* OBJECTIVE
In the entries below, find every line holding the string "Trading" and collect it.

* DATASET ROWS
***
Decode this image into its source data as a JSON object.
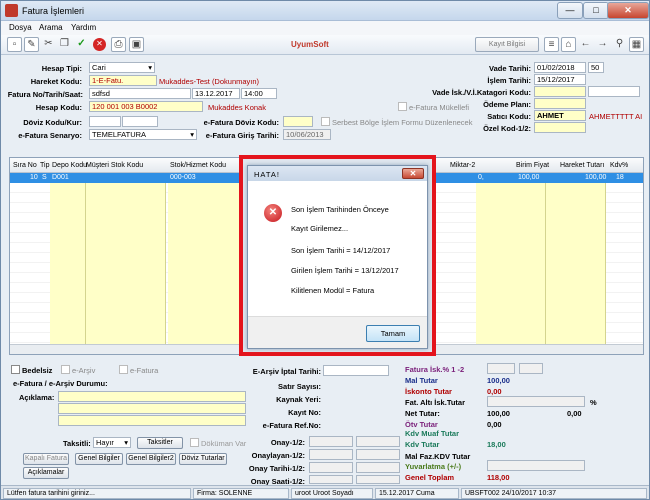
{
  "window": {
    "title": "Fatura İşlemleri",
    "min": "—",
    "max": "□",
    "close": "✕"
  },
  "menu": [
    "Dosya",
    "Arama",
    "Yardım"
  ],
  "toolbar": {
    "brand": "UyumSoft",
    "kayit_bilgisi": "Kayıt Bilgisi"
  },
  "form": {
    "hesap_tipi_label": "Hesap Tipi:",
    "hesap_tipi": "Cari",
    "hareket_kodu_label": "Hareket Kodu:",
    "hareket_kodu": "1-E-Fatu.",
    "hareket_desc": "Mukaddes-Test (Dokunmayın)",
    "fatura_no_label": "Fatura No/Tarih/Saat:",
    "fatura_no": "sdfsd",
    "fatura_tarih": "13.12.2017",
    "fatura_saat": "14:00",
    "hesap_kodu_label": "Hesap Kodu:",
    "hesap_kodu": "120 001 003 B0002",
    "hesap_desc": "Mukaddes Konak",
    "doviz_kodu_label": "Döviz Kodu/Kur:",
    "senaryo_label": "e-Fatura Senaryo:",
    "senaryo": "TEMELFATURA",
    "efatura_mukellefi": "e-Fatura Mükellefi",
    "efatura_doviz_label": "e-Fatura Döviz Kodu:",
    "serbest_bolge": "Serbest Bölge İşlem Formu Düzenlenecek",
    "efatura_giris_label": "e-Fatura Giriş Tarihi:",
    "efatura_giris": "10/06/2013",
    "vade_tarihi_label": "Vade Tarihi:",
    "vade_tarihi": "01/02/2018",
    "vade_gun": "50",
    "islem_tarihi_label": "İşlem Tarihi:",
    "islem_tarihi": "15/12/2017",
    "vade_isk_label": "Vade İsk./V.İ.Katagori Kodu:",
    "odeme_plani_label": "Ödeme Planı:",
    "satici_kodu_label": "Satıcı Kodu:",
    "satici_kodu": "AHMET",
    "satici_desc": "AHMETTTTT AI",
    "ozel_kod_label": "Özel Kod-1/2:"
  },
  "grid": {
    "headers": [
      "Sıra No",
      "Tip",
      "Depo Kodu",
      "Müşteri Stok Kodu",
      "Stok/Hizmet Kodu",
      "Miktar-2",
      "Birim Fiyat",
      "Hareket Tutarı",
      "Kdv%"
    ],
    "row": {
      "sira": "10",
      "tip": "S",
      "depo": "D001",
      "stok": "000-003",
      "miktar2": "0,",
      "birim_fiyat": "100,00",
      "hareket_tutari": "100,00",
      "kdv": "18"
    }
  },
  "bottom": {
    "bedelsiz": "Bedelsiz",
    "earsiv": "e-Arşiv",
    "efatura": "e-Fatura",
    "durum_label": "e-Fatura / e-Arşiv Durumu:",
    "aciklama_label": "Açıklama:",
    "iptal_label": "E-Arşiv İptal Tarihi:",
    "satir_label": "Satır Sayısı:",
    "kaynak_label": "Kaynak Yeri:",
    "kayit_label": "Kayıt No:",
    "ref_label": "e-Fatura Ref.No:",
    "taksitler_label": "Taksitli:",
    "taksitli": "Hayır",
    "taksitler_btn": "Taksitler",
    "dokuman_var": "Döküman Var",
    "kapali_fatura": "Kapalı Fatura",
    "genel_bilgiler": "Genel Bilgiler",
    "genel_bilgiler2": "Genel Bilgiler2",
    "doviz_tutarlar": "Döviz Tutarlar",
    "aciklamalar": "Açıklamalar",
    "onay1": "Onay-1/2:",
    "onaylayan": "Onaylayan-1/2:",
    "onay_tarihi": "Onay Tarihi-1/2:",
    "onay_saati": "Onay Saati-1/2:"
  },
  "summary": {
    "fatura_isk_label": "Fatura İsk.% 1 -2",
    "mal_tutar_label": "Mal Tutar",
    "mal_tutar": "100,00",
    "iskonto_label": "İskonto Tutar",
    "iskonto": "0,00",
    "fat_alti_label": "Fat. Altı İsk.Tutar",
    "fat_alti_pct": "%",
    "net_tutar_label": "Net Tutar:",
    "net_tutar": "100,00",
    "net_tutar2": "0,00",
    "otv_label": "Ötv Tutar",
    "otv": "0,00",
    "kdv_muaf_label": "Kdv Muaf Tutar",
    "kdv_tutar_label": "Kdv Tutar",
    "kdv_tutar": "18,00",
    "mal_faz_label": "Mal Faz.KDV Tutar",
    "yuvarlatma_label": "Yuvarlatma (+/-)",
    "genel_toplam_label": "Genel Toplam",
    "genel_toplam": "118,00"
  },
  "status": {
    "msg": "Lütfen fatura tarihini giriniz...",
    "firma": "Firma: SOLENNE",
    "user": "uroot Uroot Soyadı",
    "date": "15.12.2017 Cuma",
    "build": "UBSFT002 24/10/2017 10:37"
  },
  "dialog": {
    "title": "HATA!",
    "line1": "Son İşlem Tarihinden Önceye",
    "line2": "Kayıt Girilemez...",
    "line3": "Son İşlem Tarihi = 14/12/2017",
    "line4": "Girilen İşlem Tarihi = 13/12/2017",
    "line5": "Kilitlenen Modül = Fatura",
    "ok": "Tamam",
    "close": "✕"
  },
  "colors": {
    "error_border": "#e4141c",
    "selected_row": "#2f8fe4",
    "required_field": "#ffffc8"
  }
}
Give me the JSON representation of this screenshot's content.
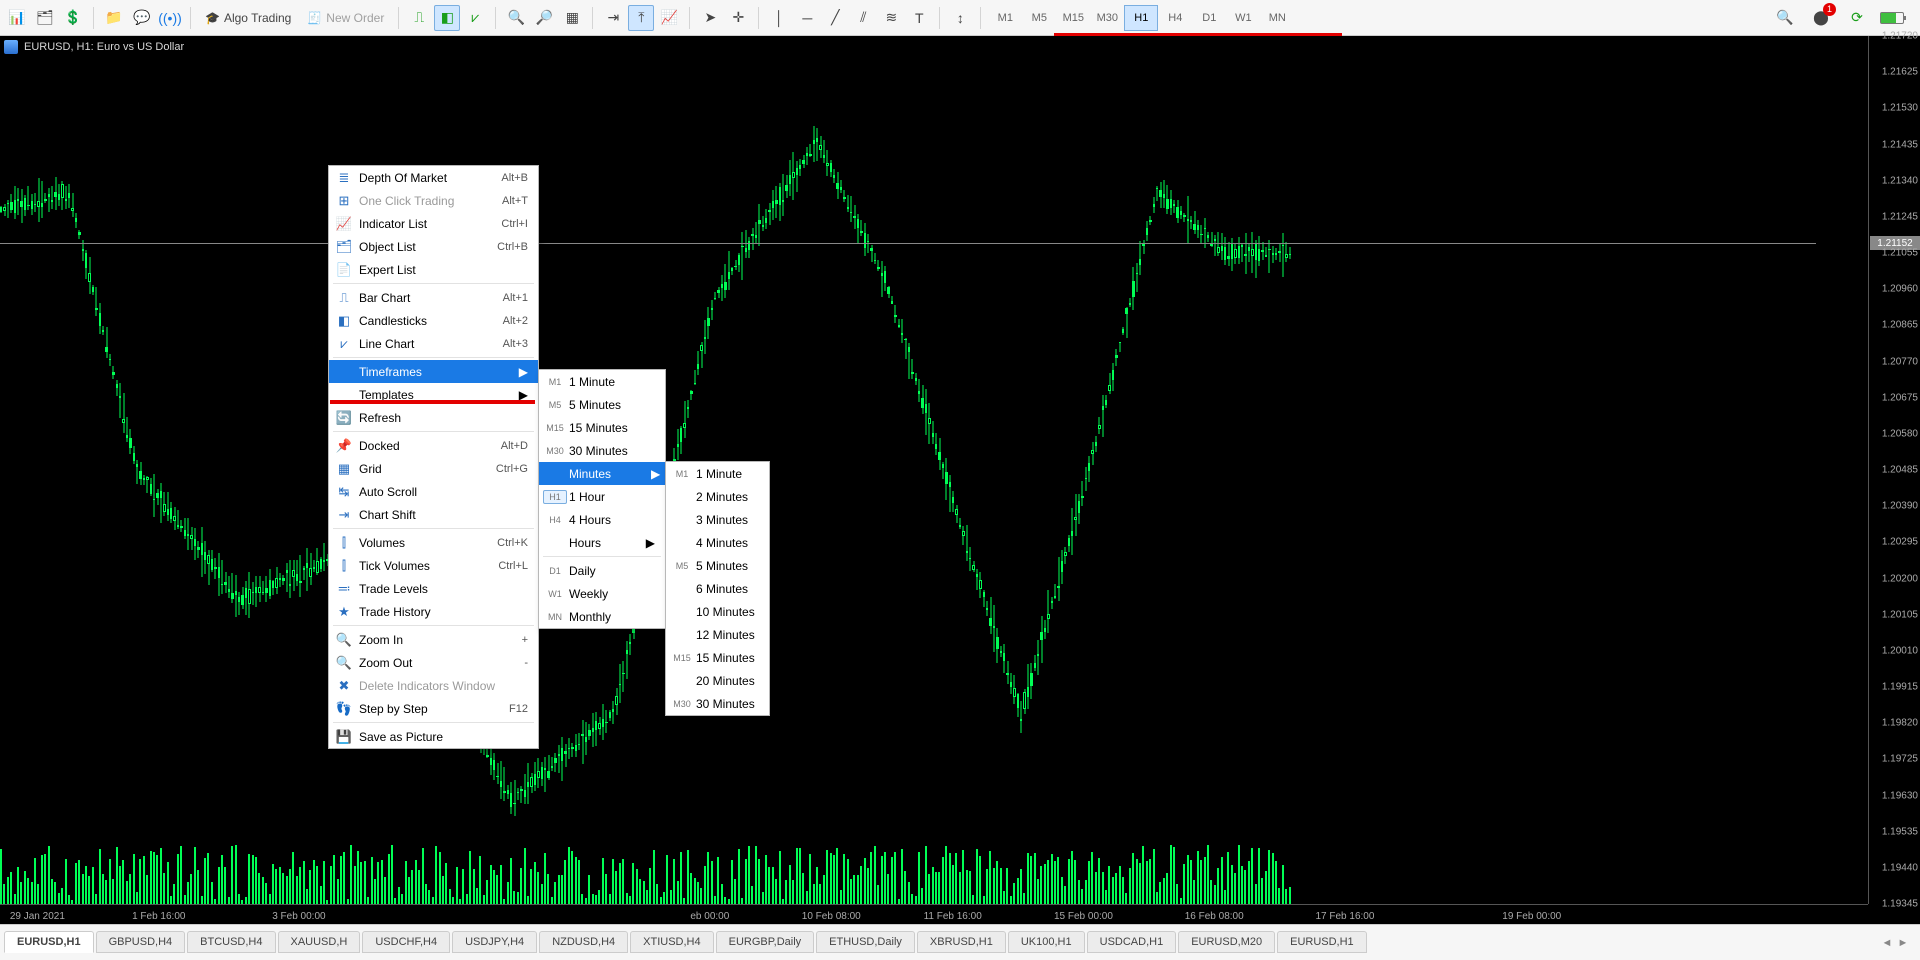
{
  "toolbar": {
    "algo_label": "Algo Trading",
    "new_order_label": "New Order",
    "timeframe_buttons": [
      "M1",
      "M5",
      "M15",
      "M30",
      "H1",
      "H4",
      "D1",
      "W1",
      "MN"
    ],
    "active_timeframe": "H1",
    "notif_count": "1"
  },
  "chart": {
    "title": "EURUSD, H1:  Euro vs US Dollar",
    "price_ticks": [
      "1.21720",
      "1.21625",
      "1.21530",
      "1.21435",
      "1.21340",
      "1.21245",
      "1.21055",
      "1.20960",
      "1.20865",
      "1.20770",
      "1.20675",
      "1.20580",
      "1.20485",
      "1.20390",
      "1.20295",
      "1.20200",
      "1.20105",
      "1.20010",
      "1.19915",
      "1.19820",
      "1.19725",
      "1.19630",
      "1.19535",
      "1.19440",
      "1.19345"
    ],
    "current_price": "1.21152",
    "time_ticks": [
      "29 Jan 2021",
      "1 Feb 16:00",
      "3 Feb 00:00",
      "eb 00:00",
      "10 Feb 08:00",
      "11 Feb 16:00",
      "15 Feb 00:00",
      "16 Feb 08:00",
      "17 Feb 16:00",
      "19 Feb 00:00"
    ]
  },
  "context_menu": {
    "items": [
      {
        "icon": "≣",
        "label": "Depth Of Market",
        "shortcut": "Alt+B"
      },
      {
        "icon": "⊞",
        "label": "One Click Trading",
        "shortcut": "Alt+T",
        "disabled": true
      },
      {
        "icon": "📈",
        "label": "Indicator List",
        "shortcut": "Ctrl+I"
      },
      {
        "icon": "🗂",
        "label": "Object List",
        "shortcut": "Ctrl+B"
      },
      {
        "icon": "📄",
        "label": "Expert List"
      },
      {
        "sep": true
      },
      {
        "icon": "⎍",
        "label": "Bar Chart",
        "shortcut": "Alt+1"
      },
      {
        "icon": "◧",
        "label": "Candlesticks",
        "shortcut": "Alt+2"
      },
      {
        "icon": "⩗",
        "label": "Line Chart",
        "shortcut": "Alt+3"
      },
      {
        "sep": true
      },
      {
        "label": "Timeframes",
        "submenu": true,
        "highlight": true
      },
      {
        "label": "Templates",
        "submenu": true
      },
      {
        "icon": "🔄",
        "label": "Refresh"
      },
      {
        "sep": true
      },
      {
        "icon": "📌",
        "label": "Docked",
        "shortcut": "Alt+D"
      },
      {
        "icon": "▦",
        "label": "Grid",
        "shortcut": "Ctrl+G"
      },
      {
        "icon": "↹",
        "label": "Auto Scroll"
      },
      {
        "icon": "⇥",
        "label": "Chart Shift"
      },
      {
        "sep": true
      },
      {
        "icon": "⫿",
        "label": "Volumes",
        "shortcut": "Ctrl+K"
      },
      {
        "icon": "⫿",
        "label": "Tick Volumes",
        "shortcut": "Ctrl+L"
      },
      {
        "icon": "≕",
        "label": "Trade Levels"
      },
      {
        "icon": "★",
        "label": "Trade History"
      },
      {
        "sep": true
      },
      {
        "icon": "🔍",
        "label": "Zoom In",
        "shortcut": "+"
      },
      {
        "icon": "🔍",
        "label": "Zoom Out",
        "shortcut": "-"
      },
      {
        "icon": "✖",
        "label": "Delete Indicators Window",
        "disabled": true
      },
      {
        "icon": "👣",
        "label": "Step by Step",
        "shortcut": "F12"
      },
      {
        "sep": true
      },
      {
        "icon": "💾",
        "label": "Save as Picture"
      }
    ]
  },
  "sub_tf": {
    "items": [
      {
        "b": "M1",
        "label": "1 Minute"
      },
      {
        "b": "M5",
        "label": "5 Minutes"
      },
      {
        "b": "M15",
        "label": "15 Minutes"
      },
      {
        "b": "M30",
        "label": "30 Minutes"
      },
      {
        "label": "Minutes",
        "submenu": true,
        "highlight": true
      },
      {
        "b": "H1",
        "label": "1 Hour",
        "sel": true
      },
      {
        "b": "H4",
        "label": "4 Hours"
      },
      {
        "label": "Hours",
        "submenu": true
      },
      {
        "sep": true
      },
      {
        "b": "D1",
        "label": "Daily"
      },
      {
        "b": "W1",
        "label": "Weekly"
      },
      {
        "b": "MN",
        "label": "Monthly"
      }
    ]
  },
  "sub_min": {
    "items": [
      {
        "b": "M1",
        "label": "1 Minute"
      },
      {
        "label": "2 Minutes"
      },
      {
        "label": "3 Minutes"
      },
      {
        "label": "4 Minutes"
      },
      {
        "b": "M5",
        "label": "5 Minutes"
      },
      {
        "label": "6 Minutes"
      },
      {
        "label": "10 Minutes"
      },
      {
        "label": "12 Minutes"
      },
      {
        "b": "M15",
        "label": "15 Minutes"
      },
      {
        "label": "20 Minutes"
      },
      {
        "b": "M30",
        "label": "30 Minutes"
      }
    ]
  },
  "tabs": [
    "EURUSD,H1",
    "GBPUSD,H4",
    "BTCUSD,H4",
    "XAUUSD,H",
    "USDCHF,H4",
    "USDJPY,H4",
    "NZDUSD,H4",
    "XTIUSD,H4",
    "EURGBP,Daily",
    "ETHUSD,Daily",
    "XBRUSD,H1",
    "UK100,H1",
    "USDCAD,H1",
    "EURUSD,M20",
    "EURUSD,H1"
  ],
  "active_tab": 0,
  "chart_data": {
    "type": "candlestick",
    "symbol": "EURUSD",
    "timeframe": "H1",
    "y_range": [
      1.19345,
      1.2172
    ],
    "current_bid": 1.21152,
    "x_labels": [
      "29 Jan 2021",
      "1 Feb 16:00",
      "3 Feb 00:00",
      "10 Feb 08:00",
      "11 Feb 16:00",
      "15 Feb 00:00",
      "16 Feb 08:00",
      "17 Feb 16:00",
      "19 Feb 00:00"
    ],
    "note": "Hourly OHLC candles Jan 29 – Feb 19 2021; approx 380 bars; price ranged roughly 1.1955–1.2170; volume bars along bottom."
  }
}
***
* ANSWER BELOW
    "algo_label": "Algo Trading",
        "label": "One Click Trading",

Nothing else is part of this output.